(Data records)
>>>
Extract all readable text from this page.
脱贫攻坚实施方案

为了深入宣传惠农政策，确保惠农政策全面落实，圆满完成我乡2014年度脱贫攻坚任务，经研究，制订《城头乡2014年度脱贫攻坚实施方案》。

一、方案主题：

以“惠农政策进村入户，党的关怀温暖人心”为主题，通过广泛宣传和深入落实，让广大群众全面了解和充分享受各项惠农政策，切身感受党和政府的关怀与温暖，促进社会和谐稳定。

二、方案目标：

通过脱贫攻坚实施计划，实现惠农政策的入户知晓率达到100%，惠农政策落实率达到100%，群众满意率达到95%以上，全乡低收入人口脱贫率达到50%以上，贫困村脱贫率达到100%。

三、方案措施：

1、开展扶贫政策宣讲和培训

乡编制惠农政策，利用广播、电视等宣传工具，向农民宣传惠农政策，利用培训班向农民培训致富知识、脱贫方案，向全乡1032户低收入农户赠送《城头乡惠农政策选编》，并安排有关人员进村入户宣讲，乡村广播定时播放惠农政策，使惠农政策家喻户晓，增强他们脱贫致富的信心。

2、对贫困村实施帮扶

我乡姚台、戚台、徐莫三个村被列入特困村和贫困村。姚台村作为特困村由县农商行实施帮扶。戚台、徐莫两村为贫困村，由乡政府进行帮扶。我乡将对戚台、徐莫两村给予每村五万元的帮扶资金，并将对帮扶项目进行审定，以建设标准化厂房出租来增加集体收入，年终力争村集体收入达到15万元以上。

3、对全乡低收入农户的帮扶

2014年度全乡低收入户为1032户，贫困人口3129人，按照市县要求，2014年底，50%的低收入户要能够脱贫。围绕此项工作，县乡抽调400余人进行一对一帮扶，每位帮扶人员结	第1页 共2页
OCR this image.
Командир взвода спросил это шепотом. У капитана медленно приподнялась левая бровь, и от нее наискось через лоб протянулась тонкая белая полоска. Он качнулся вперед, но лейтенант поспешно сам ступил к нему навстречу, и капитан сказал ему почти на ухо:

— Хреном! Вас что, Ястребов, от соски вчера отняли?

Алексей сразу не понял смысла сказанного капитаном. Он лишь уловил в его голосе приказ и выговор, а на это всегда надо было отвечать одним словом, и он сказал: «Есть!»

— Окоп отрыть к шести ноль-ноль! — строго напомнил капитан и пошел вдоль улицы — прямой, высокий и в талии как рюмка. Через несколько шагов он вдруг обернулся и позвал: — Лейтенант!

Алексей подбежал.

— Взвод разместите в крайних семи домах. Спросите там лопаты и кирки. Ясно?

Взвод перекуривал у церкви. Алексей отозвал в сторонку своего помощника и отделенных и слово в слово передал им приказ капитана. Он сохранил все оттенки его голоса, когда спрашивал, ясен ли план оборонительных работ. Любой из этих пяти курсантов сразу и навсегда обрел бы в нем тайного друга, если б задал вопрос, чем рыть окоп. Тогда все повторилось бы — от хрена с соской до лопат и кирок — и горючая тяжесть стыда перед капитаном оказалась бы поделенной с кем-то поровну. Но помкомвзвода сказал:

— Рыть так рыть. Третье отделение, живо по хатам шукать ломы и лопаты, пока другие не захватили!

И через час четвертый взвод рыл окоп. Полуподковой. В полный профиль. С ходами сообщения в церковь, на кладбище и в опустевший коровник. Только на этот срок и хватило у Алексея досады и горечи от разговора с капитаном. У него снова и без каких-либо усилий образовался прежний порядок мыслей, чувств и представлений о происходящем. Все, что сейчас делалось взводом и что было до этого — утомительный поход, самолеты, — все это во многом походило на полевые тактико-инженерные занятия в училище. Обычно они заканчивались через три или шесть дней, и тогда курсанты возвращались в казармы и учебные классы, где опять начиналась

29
<<<
* **EXERCISE INSTRUCTIONS**
Please repeat the material above, word for word and in full.

* **WRITTEN RESPONSE**
Extract all readable text from this page.
脱贫攻坚实施方案

为了深入宣传惠农政策，确保惠农政策全面落实，圆满完成我乡2014年度脱贫攻坚任务，经研究，制订《城头乡2014年度脱贫攻坚实施方案》。

一、方案主题：

以“惠农政策进村入户，党的关怀温暖人心”为主题，通过广泛宣传和深入落实，让广大群众全面了解和充分享受各项惠农政策，切身感受党和政府的关怀与温暖，促进社会和谐稳定。

二、方案目标：

通过脱贫攻坚实施计划，实现惠农政策的入户知晓率达到100%，惠农政策落实率达到100%，群众满意率达到95%以上，全乡低收入人口脱贫率达到50%以上，贫困村脱贫率达到100%。

三、方案措施：

1、开展扶贫政策宣讲和培训

乡编制惠农政策，利用广播、电视等宣传工具，向农民宣传惠农政策，利用培训班向农民培训致富知识、脱贫方案，向全乡1032户低收入农户赠送《城头乡惠农政策选编》，并安排有关人员进村入户宣讲，乡村广播定时播放惠农政策，使惠农政策家喻户晓，增强他们脱贫致富的信心。

2、对贫困村实施帮扶

我乡姚台、戚台、徐莫三个村被列入特困村和贫困村。姚台村作为特困村由县农商行实施帮扶。戚台、徐莫两村为贫困村，由乡政府进行帮扶。我乡将对戚台、徐莫两村给予每村五万元的帮扶资金，并将对帮扶项目进行审定，以建设标准化厂房出租来增加集体收入，年终力争村集体收入达到15万元以上。

3、对全乡低收入农户的帮扶

2014年度全乡低收入户为1032户，贫困人口3129人，按照市县要求，2014年底，50%的低收入户要能够脱贫。围绕此项工作，县乡抽调400余人进行一对一帮扶，每位帮扶人员结	第1页 共2页
OCR this image.
Командир взвода спросил это шепотом. У капитана медленно приподнялась левая бровь, и от нее наискось через лоб протянулась тонкая белая полоска. Он качнулся вперед, но лейтенант поспешно сам ступил к нему навстречу, и капитан сказал ему почти на ухо:

— Хреном! Вас что, Ястребов, от соски вчера отняли?

Алексей сразу не понял смысла сказанного капитаном. Он лишь уловил в его голосе приказ и выговор, а на это всегда надо было отвечать одним словом, и он сказал: «Есть!»

— Окоп отрыть к шести ноль-ноль! — строго напомнил капитан и пошел вдоль улицы — прямой, высокий и в талии как рюмка. Через несколько шагов он вдруг обернулся и позвал: — Лейтенант!

Алексей подбежал.

— Взвод разместите в крайних семи домах. Спросите там лопаты и кирки. Ясно?

Взвод перекуривал у церкви. Алексей отозвал в сторонку своего помощника и отделенных и слово в слово передал им приказ капитана. Он сохранил все оттенки его голоса, когда спрашивал, ясен ли план оборонительных работ. Любой из этих пяти курсантов сразу и навсегда обрел бы в нем тайного друга, если б задал вопрос, чем рыть окоп. Тогда все повторилось бы — от хрена с соской до лопат и кирок — и горючая тяжесть стыда перед капитаном оказалась бы поделенной с кем-то поровну. Но помкомвзвода сказал:

— Рыть так рыть. Третье отделение, живо по хатам шукать ломы и лопаты, пока другие не захватили!

И через час четвертый взвод рыл окоп. Полуподковой. В полный профиль. С ходами сообщения в церковь, на кладбище и в опустевший коровник. Только на этот срок и хватило у Алексея досады и горечи от разговора с капитаном. У него снова и без каких-либо усилий образовался прежний порядок мыслей, чувств и представлений о происходящем. Все, что сейчас делалось взводом и что было до этого — утомительный поход, самолеты, — все это во многом походило на полевые тактико-инженерные занятия в училище. Обычно они заканчивались через три или шесть дней, и тогда курсанты возвращались в казармы и учебные классы, где опять начиналась

29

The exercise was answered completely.